- _Aim_
Wherever a line in the data below holds "text", copy that line.

— Start Working data —

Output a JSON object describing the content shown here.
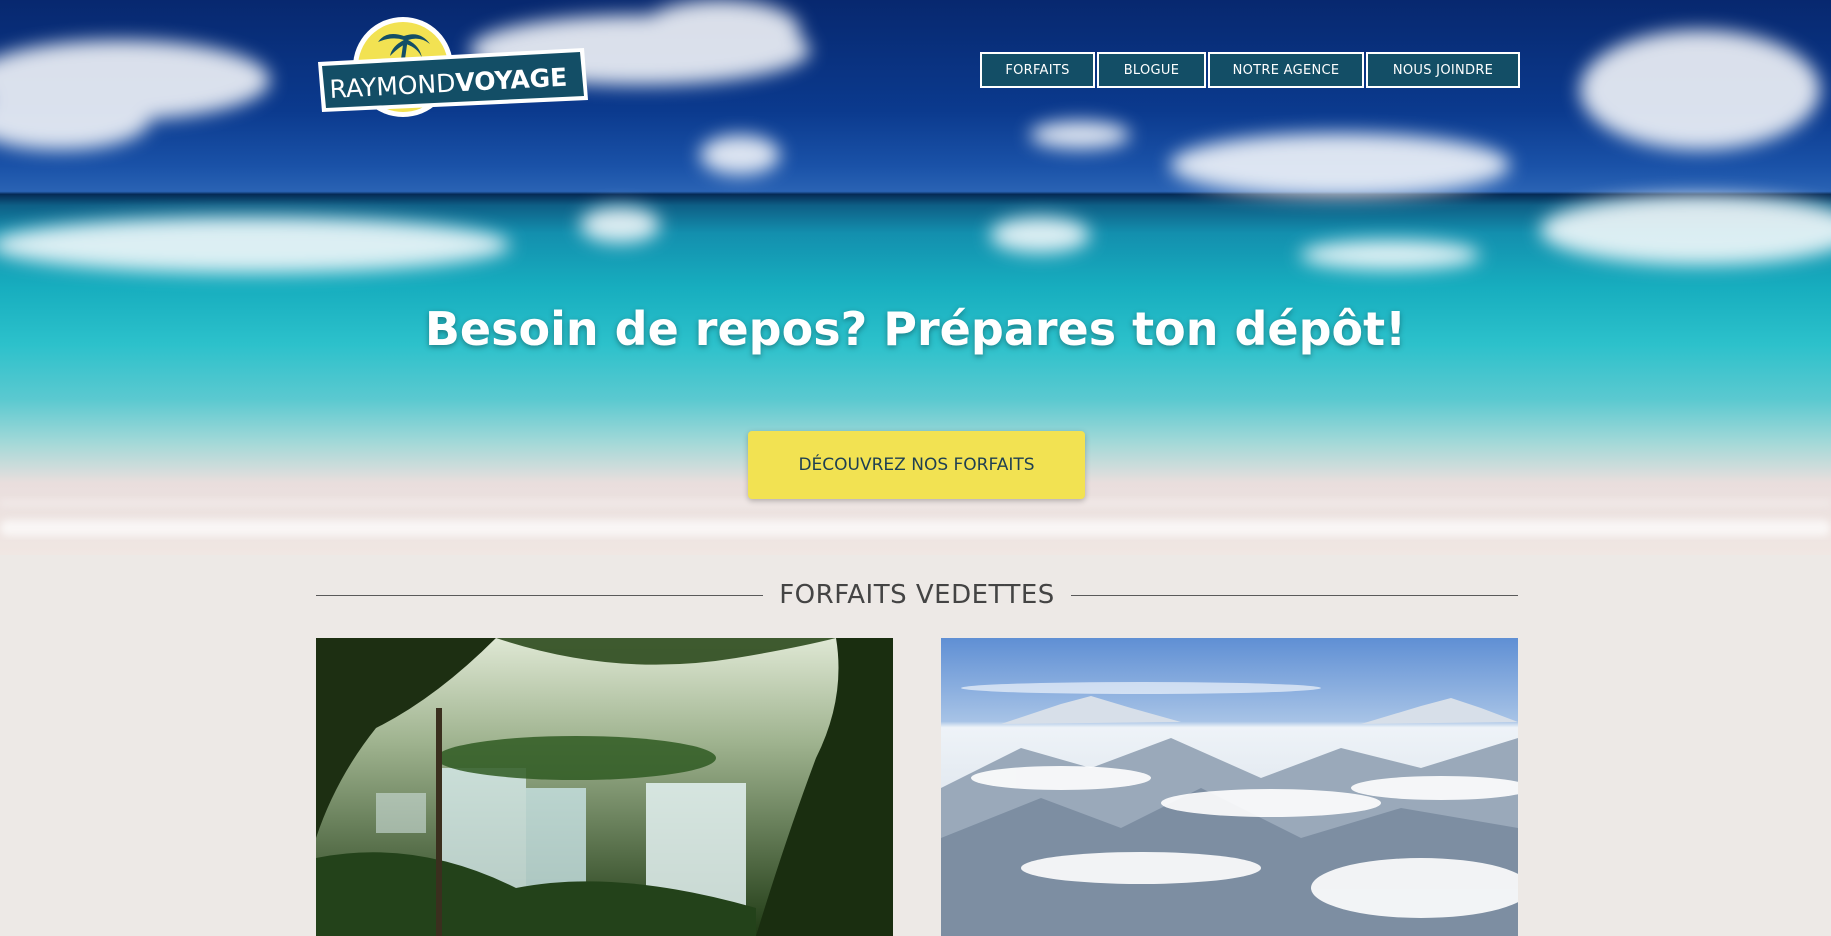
{
  "brand": {
    "name_part1": "RAYMOND",
    "name_part2": "VOYAGE",
    "logo_icon": "palm-tree-island-icon",
    "colors": {
      "primary": "#134e66",
      "accent": "#f2e252"
    }
  },
  "nav": {
    "items": [
      {
        "label": "FORFAITS"
      },
      {
        "label": "BLOGUE"
      },
      {
        "label": "NOTRE AGENCE"
      },
      {
        "label": "NOUS JOINDRE"
      }
    ]
  },
  "hero": {
    "title": "Besoin de repos? Prépares ton dépôt!",
    "cta_label": "DÉCOUVREZ NOS FORFAITS"
  },
  "featured": {
    "heading": "FORFAITS VEDETTES",
    "cards": [
      {
        "image": "jungle-waterfall-photo"
      },
      {
        "image": "snowy-mountains-photo"
      }
    ]
  }
}
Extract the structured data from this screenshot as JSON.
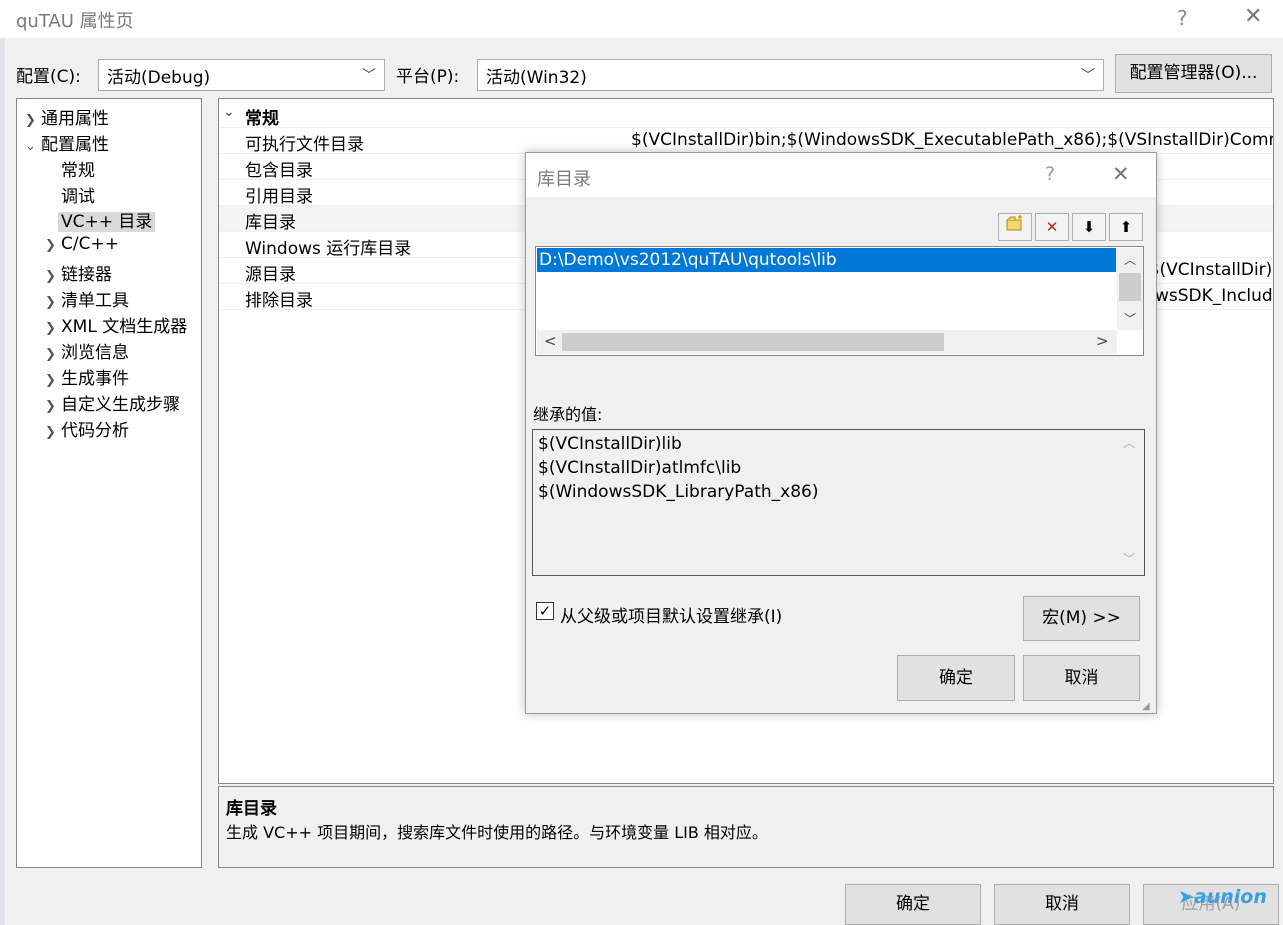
{
  "window": {
    "title": "quTAU 属性页",
    "help_glyph": "?",
    "close_glyph": "✕"
  },
  "config_row": {
    "config_label": "配置(C):",
    "config_value": "活动(Debug)",
    "platform_label": "平台(P):",
    "platform_value": "活动(Win32)",
    "manager_button": "配置管理器(O)..."
  },
  "tree": {
    "items": [
      {
        "label": "通用属性",
        "chevron": ">"
      },
      {
        "label": "配置属性",
        "chevron": "v"
      },
      {
        "label": "常规",
        "chevron": ""
      },
      {
        "label": "调试",
        "chevron": ""
      },
      {
        "label": "VC++ 目录",
        "chevron": ""
      },
      {
        "label": "C/C++",
        "chevron": ">"
      },
      {
        "label": "链接器",
        "chevron": ">"
      },
      {
        "label": "清单工具",
        "chevron": ">"
      },
      {
        "label": "XML 文档生成器",
        "chevron": ">"
      },
      {
        "label": "浏览信息",
        "chevron": ">"
      },
      {
        "label": "生成事件",
        "chevron": ">"
      },
      {
        "label": "自定义生成步骤",
        "chevron": ">"
      },
      {
        "label": "代码分析",
        "chevron": ">"
      }
    ]
  },
  "grid": {
    "section": "常规",
    "rows": [
      {
        "name": "可执行文件目录",
        "value": "$(VCInstallDir)bin;$(WindowsSDK_ExecutablePath_x86);$(VSInstallDir)Comm"
      },
      {
        "name": "包含目录",
        "value": ""
      },
      {
        "name": "引用目录",
        "value": ""
      },
      {
        "name": "库目录",
        "value": ""
      },
      {
        "name": "Windows 运行库目录",
        "value": ""
      },
      {
        "name": "源目录",
        "value": ";$(VCInstallDir)"
      },
      {
        "name": "排除目录",
        "value": "wsSDK_Include"
      }
    ]
  },
  "description": {
    "title": "库目录",
    "text": "生成 VC++ 项目期间，搜索库文件时使用的路径。与环境变量 LIB 相对应。"
  },
  "footer": {
    "ok": "确定",
    "cancel": "取消",
    "apply": "应用(A)",
    "watermark": "aunion"
  },
  "dialog": {
    "title": "库目录",
    "help_glyph": "?",
    "close_glyph": "✕",
    "toolbar": {
      "new": "new-line",
      "delete": "✕",
      "down": "🡇",
      "up": "🡅"
    },
    "entries": [
      "D:\\Demo\\vs2012\\quTAU\\qutools\\lib"
    ],
    "inherited_label": "继承的值:",
    "inherited_values": [
      "$(VCInstallDir)lib",
      "$(VCInstallDir)atlmfc\\lib",
      "$(WindowsSDK_LibraryPath_x86)"
    ],
    "inherit_checkbox_label": "从父级或项目默认设置继承(I)",
    "inherit_checked": true,
    "macro_button": "宏(M) >>",
    "ok": "确定",
    "cancel": "取消"
  },
  "colors": {
    "selection": "#0078d7",
    "tree_selection": "#d9d9d9"
  }
}
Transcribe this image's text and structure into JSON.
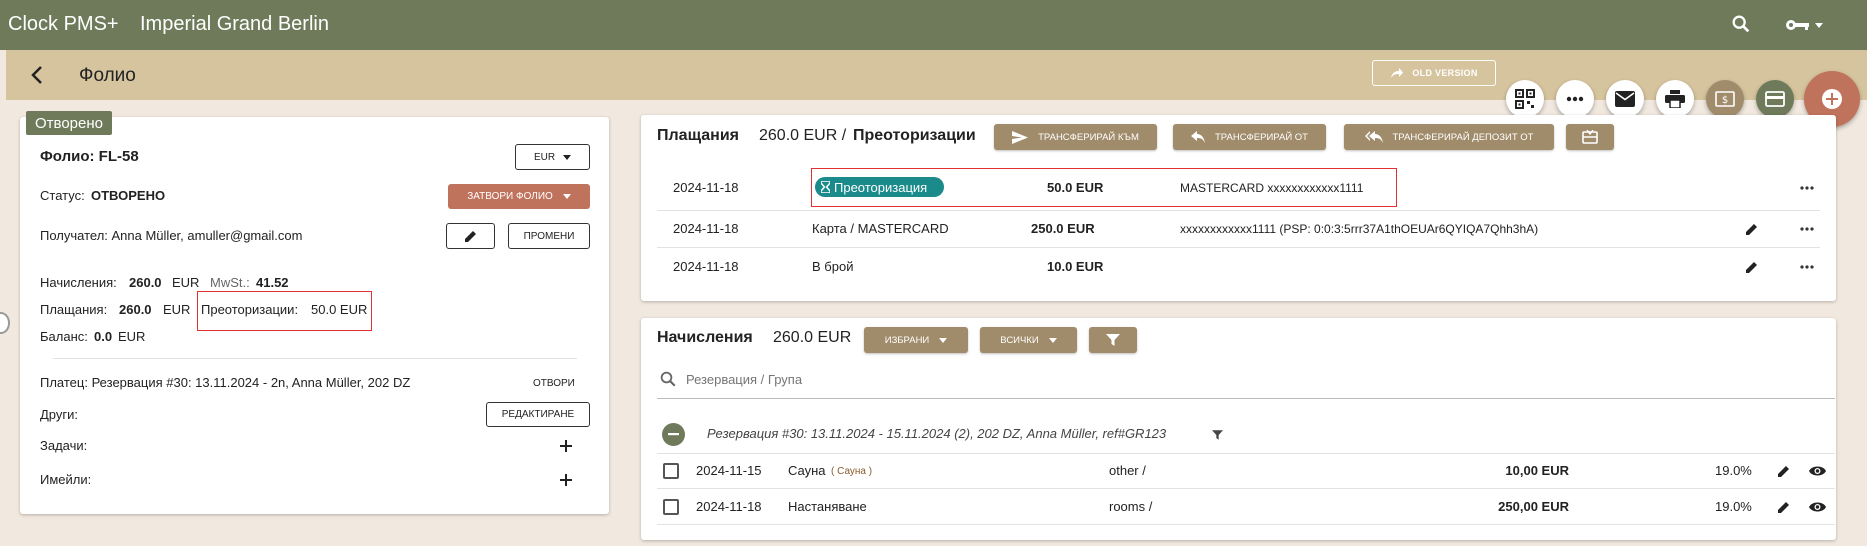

— End Working data —

- _Correct response_
    "text": "生成 VC++ 项目期间，搜索库文件时使用的路径。与环境变量 LIB 相对应。"
Transcribe this image's text and structure into JSON.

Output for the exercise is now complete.